Return the material exactly as supplied, apart from the pictures, which are omitted.

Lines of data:
---------------
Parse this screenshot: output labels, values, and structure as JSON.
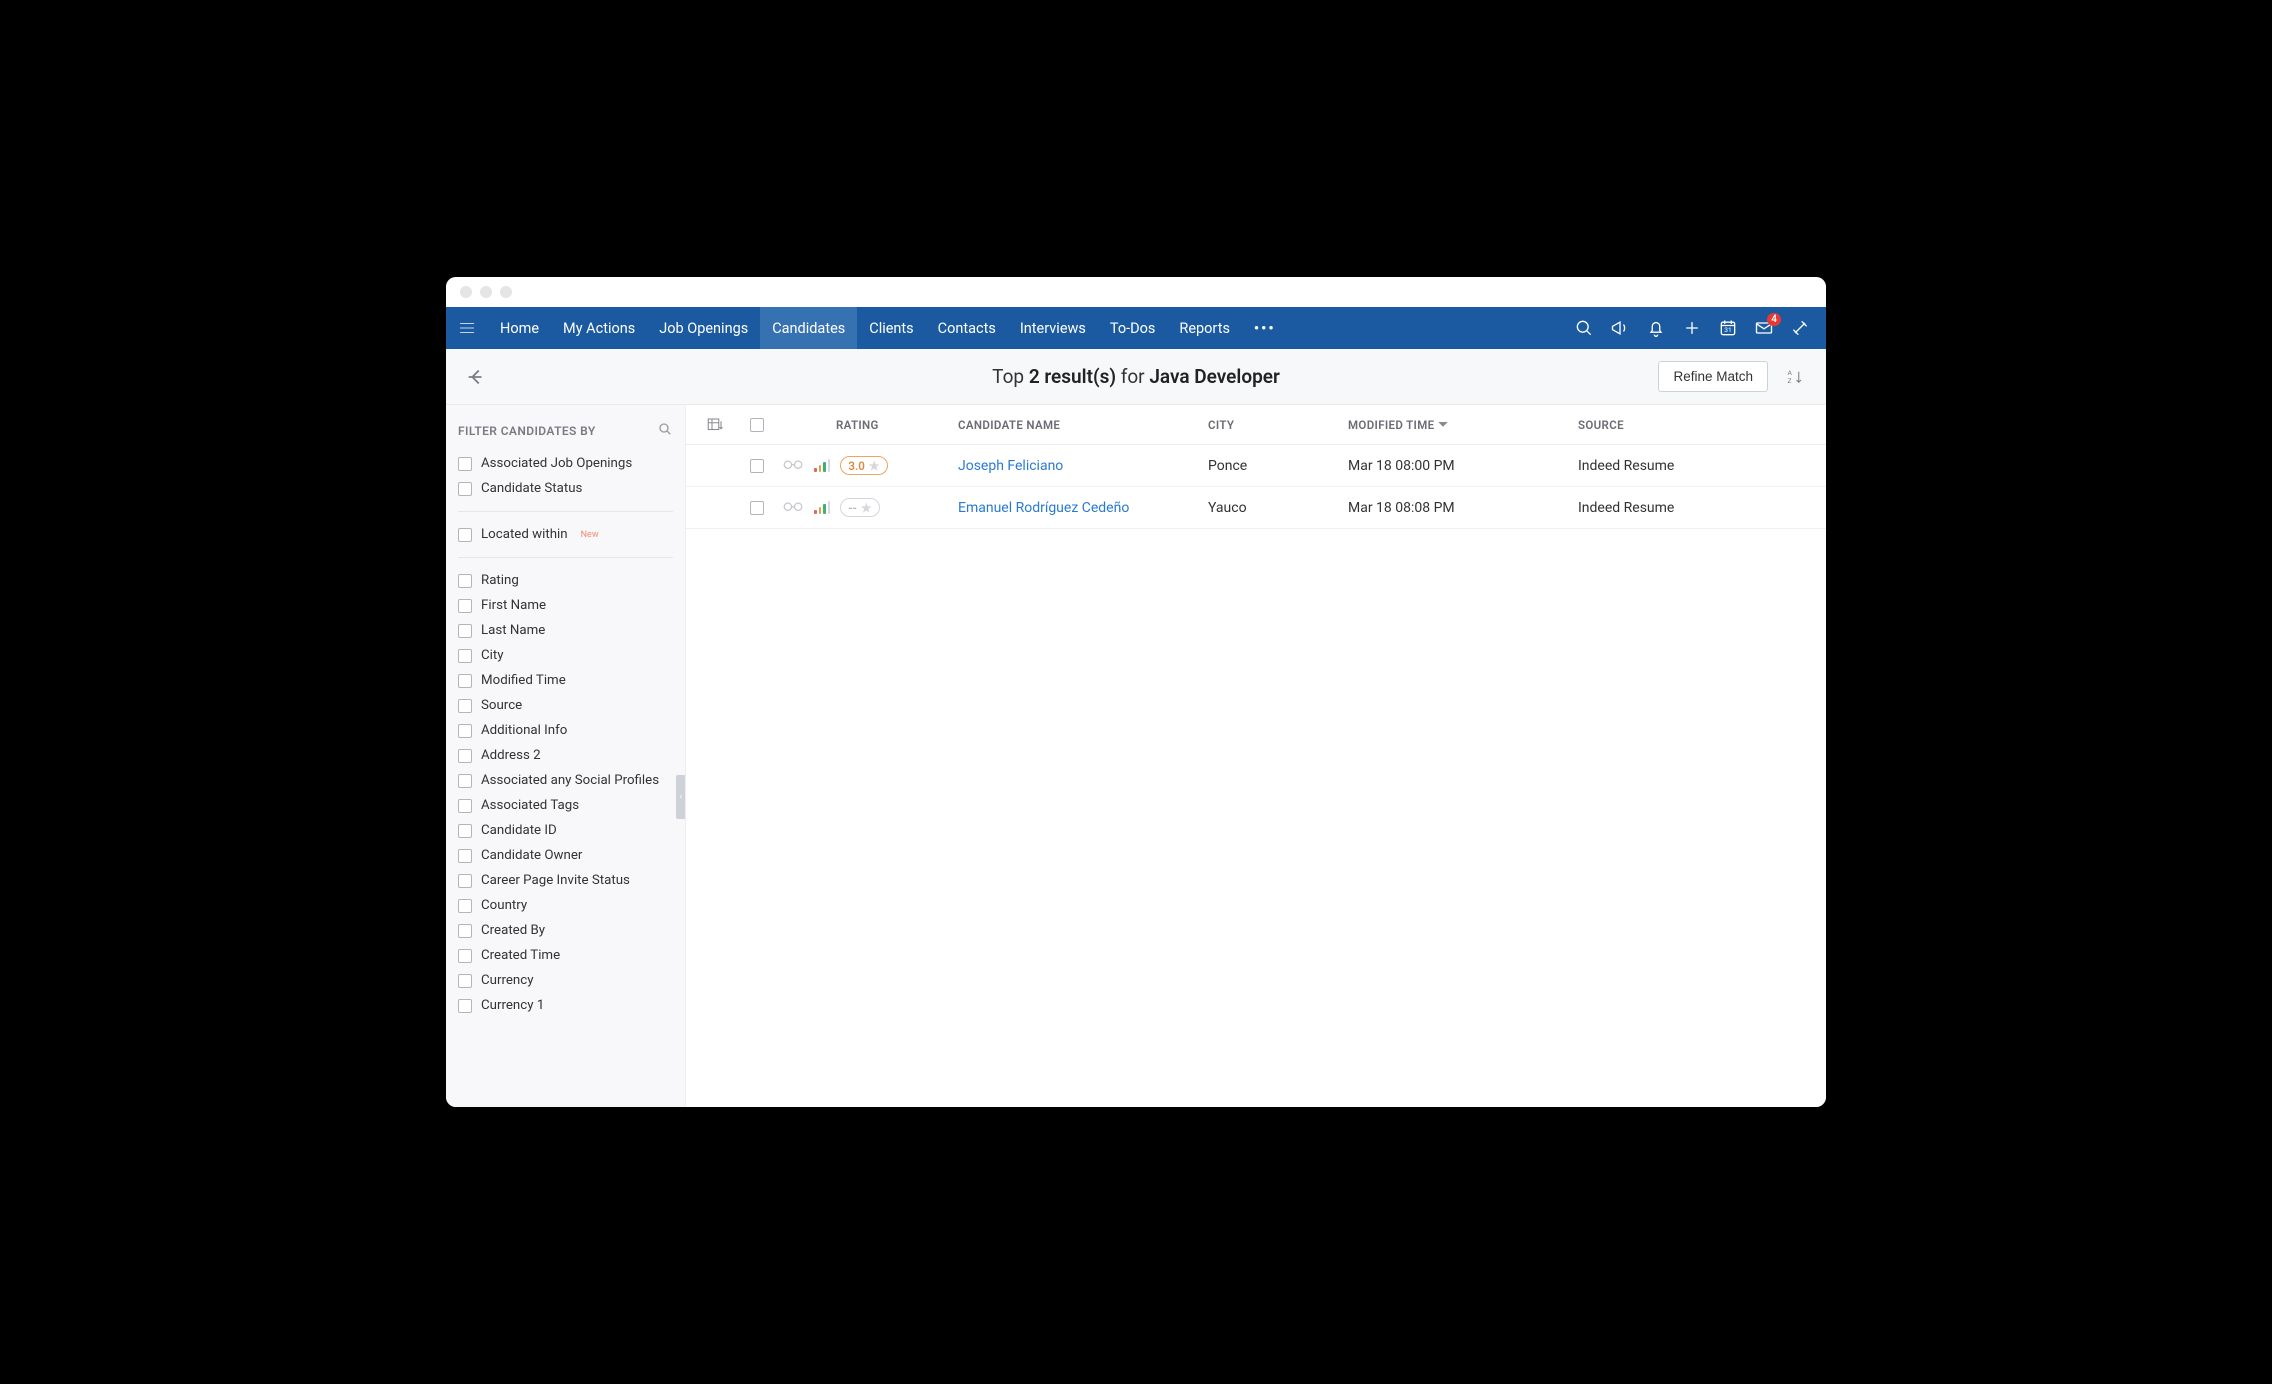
{
  "nav": {
    "items": [
      "Home",
      "My Actions",
      "Job Openings",
      "Candidates",
      "Clients",
      "Contacts",
      "Interviews",
      "To-Dos",
      "Reports"
    ],
    "active_index": 3,
    "mail_badge": "4"
  },
  "subheader": {
    "prefix": "Top",
    "count": "2 result(s)",
    "for_label": "for",
    "target": "Java Developer",
    "refine_button": "Refine Match"
  },
  "sidebar": {
    "title": "FILTER CANDIDATES BY",
    "group1": [
      "Associated Job Openings",
      "Candidate Status"
    ],
    "located_within": "Located within",
    "new_tag": "New",
    "group2": [
      "Rating",
      "First Name",
      "Last Name",
      "City",
      "Modified Time",
      "Source",
      "Additional Info",
      "Address 2",
      "Associated any Social Profiles",
      "Associated Tags",
      "Candidate ID",
      "Candidate Owner",
      "Career Page Invite Status",
      "Country",
      "Created By",
      "Created Time",
      "Currency",
      "Currency 1"
    ]
  },
  "table": {
    "headers": {
      "rating": "RATING",
      "name": "CANDIDATE NAME",
      "city": "CITY",
      "modtime": "MODIFIED TIME",
      "source": "SOURCE"
    },
    "rows": [
      {
        "name": "Joseph Feliciano",
        "city": "Ponce",
        "modtime": "Mar 18 08:00 PM",
        "source": "Indeed Resume",
        "rating": "3.0"
      },
      {
        "name": "Emanuel Rodríguez Cedeño",
        "city": "Yauco",
        "modtime": "Mar 18 08:08 PM",
        "source": "Indeed Resume",
        "rating": "--"
      }
    ]
  }
}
---------------
◆ **EXERCISE ANSWER**
Parse this screenshot: output labels, values, and structure as JSON.
{
  "nav": {
    "items": [
      "Home",
      "My Actions",
      "Job Openings",
      "Candidates",
      "Clients",
      "Contacts",
      "Interviews",
      "To-Dos",
      "Reports"
    ],
    "active_index": 3,
    "mail_badge": "4"
  },
  "subheader": {
    "prefix": "Top",
    "count": "2 result(s)",
    "for_label": "for",
    "target": "Java Developer",
    "refine_button": "Refine Match"
  },
  "sidebar": {
    "title": "FILTER CANDIDATES BY",
    "group1": [
      "Associated Job Openings",
      "Candidate Status"
    ],
    "located_within": "Located within",
    "new_tag": "New",
    "group2": [
      "Rating",
      "First Name",
      "Last Name",
      "City",
      "Modified Time",
      "Source",
      "Additional Info",
      "Address 2",
      "Associated any Social Profiles",
      "Associated Tags",
      "Candidate ID",
      "Candidate Owner",
      "Career Page Invite Status",
      "Country",
      "Created By",
      "Created Time",
      "Currency",
      "Currency 1"
    ]
  },
  "table": {
    "headers": {
      "rating": "RATING",
      "name": "CANDIDATE NAME",
      "city": "CITY",
      "modtime": "MODIFIED TIME",
      "source": "SOURCE"
    },
    "rows": [
      {
        "name": "Joseph Feliciano",
        "city": "Ponce",
        "modtime": "Mar 18 08:00 PM",
        "source": "Indeed Resume",
        "rating": "3.0"
      },
      {
        "name": "Emanuel Rodríguez Cedeño",
        "city": "Yauco",
        "modtime": "Mar 18 08:08 PM",
        "source": "Indeed Resume",
        "rating": "--"
      }
    ]
  }
}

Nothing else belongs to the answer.